Stated problem – Give the records back in full, exactly as they read.

Data entries:
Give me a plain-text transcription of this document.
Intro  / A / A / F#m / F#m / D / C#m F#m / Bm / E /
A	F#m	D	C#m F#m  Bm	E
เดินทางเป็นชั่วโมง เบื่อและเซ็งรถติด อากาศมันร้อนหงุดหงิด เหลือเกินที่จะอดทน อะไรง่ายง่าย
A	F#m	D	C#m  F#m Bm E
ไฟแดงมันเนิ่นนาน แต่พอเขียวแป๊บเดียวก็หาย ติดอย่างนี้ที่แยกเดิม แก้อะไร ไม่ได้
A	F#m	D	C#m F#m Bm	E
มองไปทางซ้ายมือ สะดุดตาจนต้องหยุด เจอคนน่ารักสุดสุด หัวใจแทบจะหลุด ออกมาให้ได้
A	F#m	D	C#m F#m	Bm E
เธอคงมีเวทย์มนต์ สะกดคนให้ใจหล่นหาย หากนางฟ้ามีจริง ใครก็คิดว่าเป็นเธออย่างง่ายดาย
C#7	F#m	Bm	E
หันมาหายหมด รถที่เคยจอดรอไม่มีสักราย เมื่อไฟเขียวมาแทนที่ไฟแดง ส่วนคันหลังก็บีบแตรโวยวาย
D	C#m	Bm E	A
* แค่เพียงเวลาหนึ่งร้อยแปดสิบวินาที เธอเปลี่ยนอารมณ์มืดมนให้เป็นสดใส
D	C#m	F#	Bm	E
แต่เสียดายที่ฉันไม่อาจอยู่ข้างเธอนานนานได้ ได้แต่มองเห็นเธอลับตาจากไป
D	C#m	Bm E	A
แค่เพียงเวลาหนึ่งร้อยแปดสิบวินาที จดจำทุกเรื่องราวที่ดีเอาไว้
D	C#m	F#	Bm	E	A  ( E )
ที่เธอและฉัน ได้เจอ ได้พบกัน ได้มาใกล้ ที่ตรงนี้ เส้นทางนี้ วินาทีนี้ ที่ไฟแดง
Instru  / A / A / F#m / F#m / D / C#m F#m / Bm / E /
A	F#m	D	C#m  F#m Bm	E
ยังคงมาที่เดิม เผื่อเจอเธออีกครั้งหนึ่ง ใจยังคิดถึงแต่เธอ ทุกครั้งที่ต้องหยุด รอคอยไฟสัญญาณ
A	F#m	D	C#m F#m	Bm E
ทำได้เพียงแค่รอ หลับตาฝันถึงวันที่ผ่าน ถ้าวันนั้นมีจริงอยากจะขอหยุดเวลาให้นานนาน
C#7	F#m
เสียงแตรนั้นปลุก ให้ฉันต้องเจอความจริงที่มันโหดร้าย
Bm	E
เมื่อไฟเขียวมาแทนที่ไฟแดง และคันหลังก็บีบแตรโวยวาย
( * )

Solution to this task –
Give me a plain-text transcription of this document.
Intro  / A / A / F#m / F#m / D / C#m F#m / Bm / E /
A	F#m	D	C#m F#m  Bm	E
เดินทางเป็นชั่วโมง เบื่อและเซ็งรถติด อากาศมันร้อนหงุดหงิด เหลือเกินที่จะอดทน อะไรง่ายง่าย
A	F#m	D	C#m  F#m Bm E
ไฟแดงมันเนิ่นนาน แต่พอเขียวแป๊บเดียวก็หาย ติดอย่างนี้ที่แยกเดิม แก้อะไร ไม่ได้
A	F#m	D	C#m F#m Bm	E
มองไปทางซ้ายมือ สะดุดตาจนต้องหยุด เจอคนน่ารักสุดสุด หัวใจแทบจะหลุด ออกมาให้ได้
A	F#m	D	C#m F#m	Bm E
เธอคงมีเวทย์มนต์ สะกดคนให้ใจหล่นหาย หากนางฟ้ามีจริง ใครก็คิดว่าเป็นเธออย่างง่ายดาย
C#7	F#m	Bm	E
หันมาหายหมด รถที่เคยจอดรอไม่มีสักราย เมื่อไฟเขียวมาแทนที่ไฟแดง ส่วนคันหลังก็บีบแตรโวยวาย
D	C#m	Bm E	A
* แค่เพียงเวลาหนึ่งร้อยแปดสิบวินาที เธอเปลี่ยนอารมณ์มืดมนให้เป็นสดใส
D	C#m	F#	Bm	E
แต่เสียดายที่ฉันไม่อาจอยู่ข้างเธอนานนานได้ ได้แต่มองเห็นเธอลับตาจากไป
D	C#m	Bm E	A
แค่เพียงเวลาหนึ่งร้อยแปดสิบวินาที จดจำทุกเรื่องราวที่ดีเอาไว้
D	C#m	F#	Bm	E	A  ( E )
ที่เธอและฉัน ได้เจอ ได้พบกัน ได้มาใกล้ ที่ตรงนี้ เส้นทางนี้ วินาทีนี้ ที่ไฟแดง
Instru  / A / A / F#m / F#m / D / C#m F#m / Bm / E /
A	F#m	D	C#m  F#m Bm	E
ยังคงมาที่เดิม เผื่อเจอเธออีกครั้งหนึ่ง ใจยังคิดถึงแต่เธอ ทุกครั้งที่ต้องหยุด รอคอยไฟสัญญาณ
A	F#m	D	C#m F#m	Bm E
ทำได้เพียงแค่รอ หลับตาฝันถึงวันที่ผ่าน ถ้าวันนั้นมีจริงอยากจะขอหยุดเวลาให้นานนาน
C#7	F#m
เสียงแตรนั้นปลุก ให้ฉันต้องเจอความจริงที่มันโหดร้าย
Bm	E
เมื่อไฟเขียวมาแทนที่ไฟแดง และคันหลังก็บีบแตรโวยวาย
( * )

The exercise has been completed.